Data items:
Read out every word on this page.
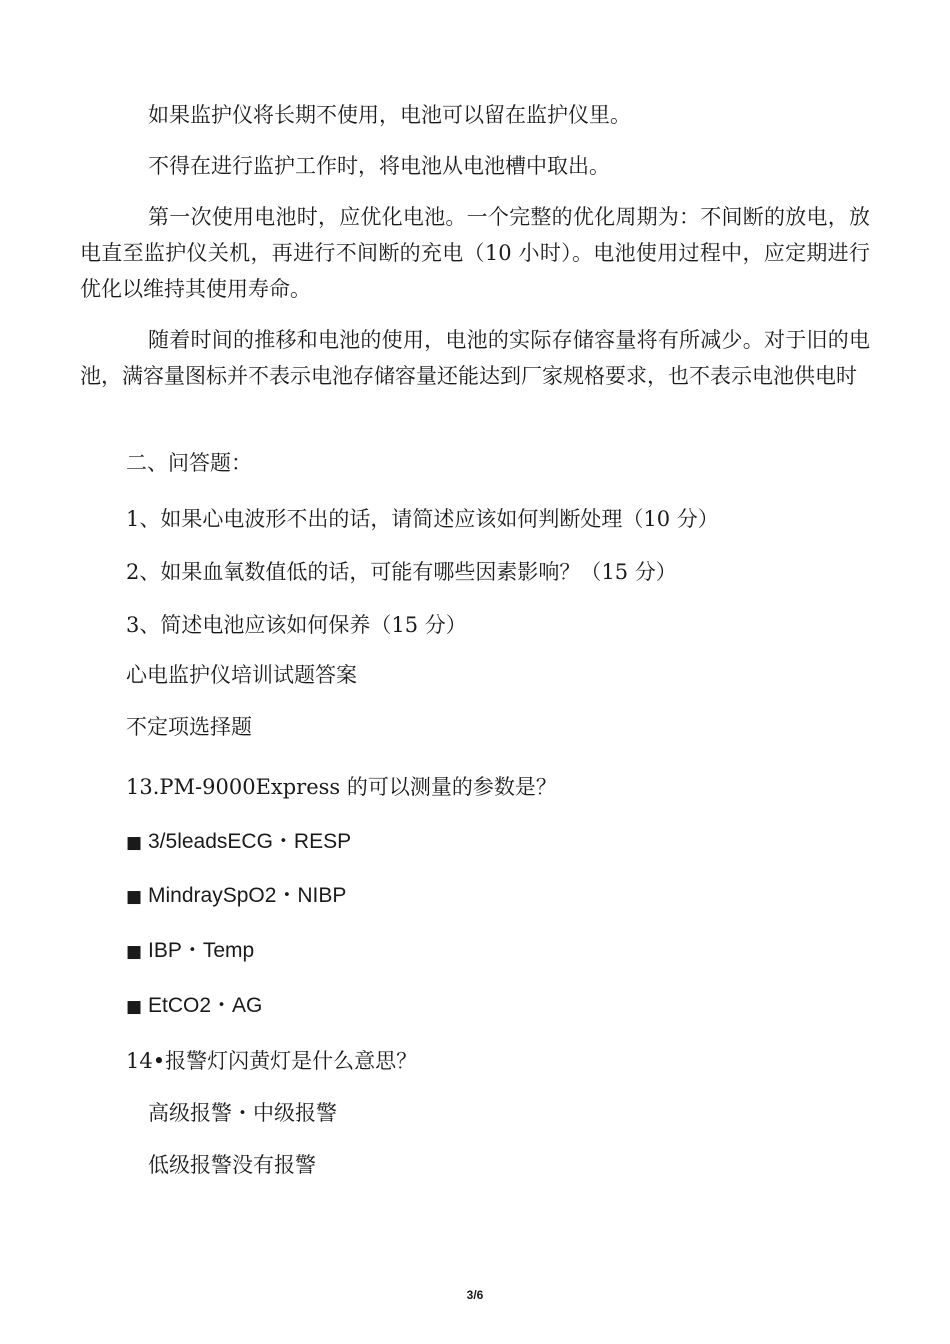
如果监护仪将长期不使用，电池可以留在监护仪里。

不得在进行监护工作时，将电池从电池槽中取出。

第一次使用电池时，应优化电池。一个完整的优化周期为：不间断的放电，放电直至监护仪关机，再进行不间断的充电（10 小时）。电池使用过程中，应定期进行优化以维持其使用寿命。

随着时间的推移和电池的使用，电池的实际存储容量将有所减少。对于旧的电池，满容量图标并不表示电池存储容量还能达到厂家规格要求，也不表示电池供电时

二、问答题：

1、如果心电波形不出的话，请简述应该如何判断处理（10 分）

2、如果血氧数值低的话，可能有哪些因素影响？（15 分）

3、简述电池应该如何保养（15 分）

心电监护仪培训试题答案

不定项选择题

13.PM-9000Express 的可以测量的参数是？

■ 3/5leadsECG・RESP

■ MindraySpO2・NIBP

■ IBP・Temp

■ EtCO2・AG

14•报警灯闪黄灯是什么意思？

高级报警・中级报警

低级报警没有报警

3/6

_Short problem:_ Skip the pictures and print each record exactly as it stands.

_Answer to the exercise:_
Read out every word on this page.
如果监护仪将长期不使用，电池可以留在监护仪里。

不得在进行监护工作时，将电池从电池槽中取出。

第一次使用电池时，应优化电池。一个完整的优化周期为：不间断的放电，放电直至监护仪关机，再进行不间断的充电（10 小时）。电池使用过程中，应定期进行优化以维持其使用寿命。

随着时间的推移和电池的使用，电池的实际存储容量将有所减少。对于旧的电池，满容量图标并不表示电池存储容量还能达到厂家规格要求，也不表示电池供电时

二、问答题：

1、如果心电波形不出的话，请简述应该如何判断处理（10 分）

2、如果血氧数值低的话，可能有哪些因素影响？（15 分）

3、简述电池应该如何保养（15 分）

心电监护仪培训试题答案

不定项选择题

13.PM-9000Express 的可以测量的参数是？

■ 3/5leadsECG・RESP

■ MindraySpO2・NIBP

■ IBP・Temp

■ EtCO2・AG

14•报警灯闪黄灯是什么意思？

高级报警・中级报警

低级报警没有报警

3/6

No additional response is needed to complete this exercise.